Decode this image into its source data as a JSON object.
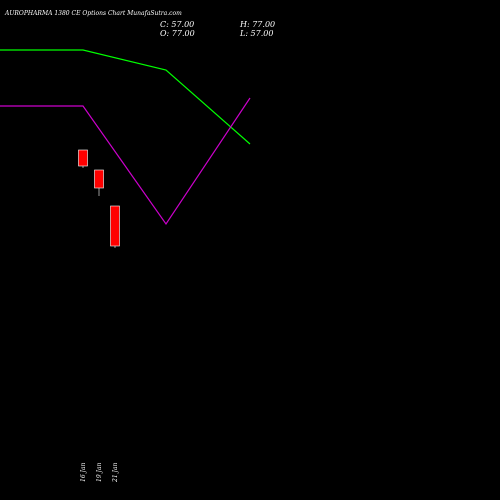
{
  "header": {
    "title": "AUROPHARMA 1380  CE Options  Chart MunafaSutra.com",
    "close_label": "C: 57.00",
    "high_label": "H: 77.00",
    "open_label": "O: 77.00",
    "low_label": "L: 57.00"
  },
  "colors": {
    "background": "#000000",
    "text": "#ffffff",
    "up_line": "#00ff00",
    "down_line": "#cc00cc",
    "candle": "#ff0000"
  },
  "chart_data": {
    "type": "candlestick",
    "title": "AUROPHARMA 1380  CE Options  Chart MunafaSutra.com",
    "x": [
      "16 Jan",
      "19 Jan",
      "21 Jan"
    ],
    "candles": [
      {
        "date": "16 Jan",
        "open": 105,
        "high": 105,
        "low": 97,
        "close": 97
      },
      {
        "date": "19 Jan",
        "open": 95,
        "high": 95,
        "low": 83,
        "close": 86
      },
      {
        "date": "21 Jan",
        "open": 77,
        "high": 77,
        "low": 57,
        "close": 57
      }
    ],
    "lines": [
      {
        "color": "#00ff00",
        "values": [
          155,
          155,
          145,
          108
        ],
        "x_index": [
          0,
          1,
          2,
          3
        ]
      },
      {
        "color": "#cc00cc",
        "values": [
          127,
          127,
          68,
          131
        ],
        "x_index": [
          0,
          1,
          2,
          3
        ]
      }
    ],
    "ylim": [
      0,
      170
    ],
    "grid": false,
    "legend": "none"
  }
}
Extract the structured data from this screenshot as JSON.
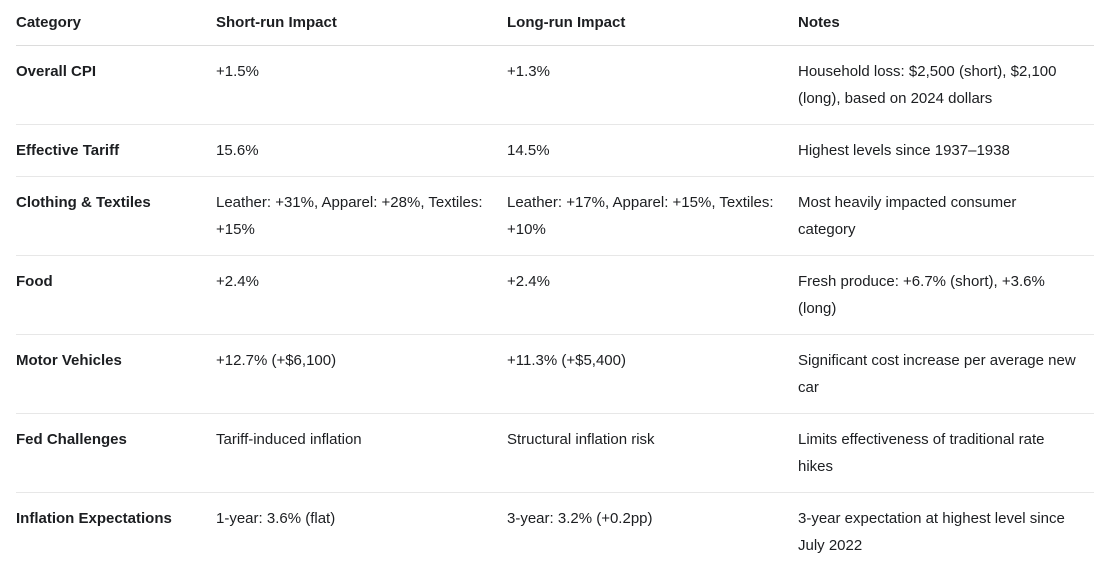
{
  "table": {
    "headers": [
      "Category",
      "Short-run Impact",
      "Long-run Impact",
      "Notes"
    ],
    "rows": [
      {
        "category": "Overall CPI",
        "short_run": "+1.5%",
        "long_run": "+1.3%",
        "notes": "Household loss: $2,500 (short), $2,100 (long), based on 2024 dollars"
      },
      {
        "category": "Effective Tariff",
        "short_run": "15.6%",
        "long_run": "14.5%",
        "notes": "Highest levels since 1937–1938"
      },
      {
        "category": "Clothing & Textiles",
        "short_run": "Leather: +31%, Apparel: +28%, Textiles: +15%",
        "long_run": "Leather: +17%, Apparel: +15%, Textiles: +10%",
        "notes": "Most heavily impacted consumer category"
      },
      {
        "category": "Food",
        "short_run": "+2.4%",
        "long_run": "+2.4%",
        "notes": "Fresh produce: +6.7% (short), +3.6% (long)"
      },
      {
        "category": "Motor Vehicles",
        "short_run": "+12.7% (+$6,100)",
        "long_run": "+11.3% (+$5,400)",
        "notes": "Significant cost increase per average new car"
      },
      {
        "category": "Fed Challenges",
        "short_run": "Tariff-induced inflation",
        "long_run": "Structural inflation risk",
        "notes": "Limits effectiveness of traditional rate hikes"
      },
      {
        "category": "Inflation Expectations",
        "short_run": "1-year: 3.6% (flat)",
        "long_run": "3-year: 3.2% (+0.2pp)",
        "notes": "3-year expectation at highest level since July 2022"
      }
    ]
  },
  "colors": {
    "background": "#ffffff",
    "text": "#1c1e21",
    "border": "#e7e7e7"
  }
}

· · · · ·

**GOAL:** Copy every line of the data word for word, omitting the images.

**RESPONSE TO THE TASK:**
Decode this image into its source data as a JSON object.
{
  "header": {
    "title": "AUROPHARMA 1380  CE Options  Chart MunafaSutra.com",
    "close_label": "C: 57.00",
    "high_label": "H: 77.00",
    "open_label": "O: 77.00",
    "low_label": "L: 57.00"
  },
  "colors": {
    "background": "#000000",
    "text": "#ffffff",
    "up_line": "#00ff00",
    "down_line": "#cc00cc",
    "candle": "#ff0000"
  },
  "chart_data": {
    "type": "candlestick",
    "title": "AUROPHARMA 1380  CE Options  Chart MunafaSutra.com",
    "x": [
      "16 Jan",
      "19 Jan",
      "21 Jan"
    ],
    "candles": [
      {
        "date": "16 Jan",
        "open": 105,
        "high": 105,
        "low": 97,
        "close": 97
      },
      {
        "date": "19 Jan",
        "open": 95,
        "high": 95,
        "low": 83,
        "close": 86
      },
      {
        "date": "21 Jan",
        "open": 77,
        "high": 77,
        "low": 57,
        "close": 57
      }
    ],
    "lines": [
      {
        "color": "#00ff00",
        "values": [
          155,
          155,
          145,
          108
        ],
        "x_index": [
          0,
          1,
          2,
          3
        ]
      },
      {
        "color": "#cc00cc",
        "values": [
          127,
          127,
          68,
          131
        ],
        "x_index": [
          0,
          1,
          2,
          3
        ]
      }
    ],
    "ylim": [
      0,
      170
    ],
    "grid": false,
    "legend": "none"
  }
}
Extract the structured data from this screenshot as JSON.
{
  "table": {
    "headers": [
      "Category",
      "Short-run Impact",
      "Long-run Impact",
      "Notes"
    ],
    "rows": [
      {
        "category": "Overall CPI",
        "short_run": "+1.5%",
        "long_run": "+1.3%",
        "notes": "Household loss: $2,500 (short), $2,100 (long), based on 2024 dollars"
      },
      {
        "category": "Effective Tariff",
        "short_run": "15.6%",
        "long_run": "14.5%",
        "notes": "Highest levels since 1937–1938"
      },
      {
        "category": "Clothing & Textiles",
        "short_run": "Leather: +31%, Apparel: +28%, Textiles: +15%",
        "long_run": "Leather: +17%, Apparel: +15%, Textiles: +10%",
        "notes": "Most heavily impacted consumer category"
      },
      {
        "category": "Food",
        "short_run": "+2.4%",
        "long_run": "+2.4%",
        "notes": "Fresh produce: +6.7% (short), +3.6% (long)"
      },
      {
        "category": "Motor Vehicles",
        "short_run": "+12.7% (+$6,100)",
        "long_run": "+11.3% (+$5,400)",
        "notes": "Significant cost increase per average new car"
      },
      {
        "category": "Fed Challenges",
        "short_run": "Tariff-induced inflation",
        "long_run": "Structural inflation risk",
        "notes": "Limits effectiveness of traditional rate hikes"
      },
      {
        "category": "Inflation Expectations",
        "short_run": "1-year: 3.6% (flat)",
        "long_run": "3-year: 3.2% (+0.2pp)",
        "notes": "3-year expectation at highest level since July 2022"
      }
    ]
  },
  "colors": {
    "background": "#ffffff",
    "text": "#1c1e21",
    "border": "#e7e7e7"
  }
}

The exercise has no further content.